▸ **SUPPLIED ENTRIES**:
►

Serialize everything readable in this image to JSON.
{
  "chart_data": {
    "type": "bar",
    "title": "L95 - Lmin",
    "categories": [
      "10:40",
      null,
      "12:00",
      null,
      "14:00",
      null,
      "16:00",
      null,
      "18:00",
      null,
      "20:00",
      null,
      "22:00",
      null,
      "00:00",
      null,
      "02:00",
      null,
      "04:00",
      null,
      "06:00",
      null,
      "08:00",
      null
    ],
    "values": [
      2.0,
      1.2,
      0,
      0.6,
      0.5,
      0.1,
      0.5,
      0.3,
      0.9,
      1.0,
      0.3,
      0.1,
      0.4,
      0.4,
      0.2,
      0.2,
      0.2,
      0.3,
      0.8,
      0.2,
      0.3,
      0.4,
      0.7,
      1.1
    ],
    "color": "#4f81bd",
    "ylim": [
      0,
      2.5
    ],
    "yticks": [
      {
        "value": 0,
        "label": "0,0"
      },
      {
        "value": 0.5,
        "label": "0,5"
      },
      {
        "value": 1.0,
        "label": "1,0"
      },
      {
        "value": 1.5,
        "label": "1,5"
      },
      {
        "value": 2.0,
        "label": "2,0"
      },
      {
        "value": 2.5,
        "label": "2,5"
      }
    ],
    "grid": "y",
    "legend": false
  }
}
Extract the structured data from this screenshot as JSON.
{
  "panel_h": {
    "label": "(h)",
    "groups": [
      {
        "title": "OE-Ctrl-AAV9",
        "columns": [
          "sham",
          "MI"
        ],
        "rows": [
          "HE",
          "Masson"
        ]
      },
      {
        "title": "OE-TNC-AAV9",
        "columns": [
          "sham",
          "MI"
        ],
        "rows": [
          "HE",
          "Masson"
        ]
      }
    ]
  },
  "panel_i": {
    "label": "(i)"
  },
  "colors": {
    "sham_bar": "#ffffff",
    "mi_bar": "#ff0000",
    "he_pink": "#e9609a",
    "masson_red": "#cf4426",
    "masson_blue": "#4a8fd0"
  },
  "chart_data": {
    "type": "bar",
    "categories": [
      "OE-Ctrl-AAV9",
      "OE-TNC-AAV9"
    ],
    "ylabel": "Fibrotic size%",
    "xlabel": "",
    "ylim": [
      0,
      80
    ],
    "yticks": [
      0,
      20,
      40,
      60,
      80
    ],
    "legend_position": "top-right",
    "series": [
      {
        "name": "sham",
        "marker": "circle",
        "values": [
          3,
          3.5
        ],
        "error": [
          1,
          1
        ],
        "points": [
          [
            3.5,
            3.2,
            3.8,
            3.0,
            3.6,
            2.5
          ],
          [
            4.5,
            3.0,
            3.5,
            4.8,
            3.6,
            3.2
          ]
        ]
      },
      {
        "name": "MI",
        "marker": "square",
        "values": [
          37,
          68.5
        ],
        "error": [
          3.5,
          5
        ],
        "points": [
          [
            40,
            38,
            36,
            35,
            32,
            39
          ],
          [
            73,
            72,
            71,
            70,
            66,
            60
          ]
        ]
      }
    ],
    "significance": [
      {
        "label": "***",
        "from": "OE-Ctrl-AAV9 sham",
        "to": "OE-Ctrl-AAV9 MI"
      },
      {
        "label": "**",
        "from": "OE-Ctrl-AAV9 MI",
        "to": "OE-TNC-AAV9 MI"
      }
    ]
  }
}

◄

▸ **EXERCISE**: Collect every line with the string "Ctrl" from the records, and copy each.

▸ **TASK RESPONSE**:
        "title": "OE-Ctrl-AAV9",
      "OE-Ctrl-AAV9",
        "from": "OE-Ctrl-AAV9 sham",
        "to": "OE-Ctrl-AAV9 MI"
        "from": "OE-Ctrl-AAV9 MI",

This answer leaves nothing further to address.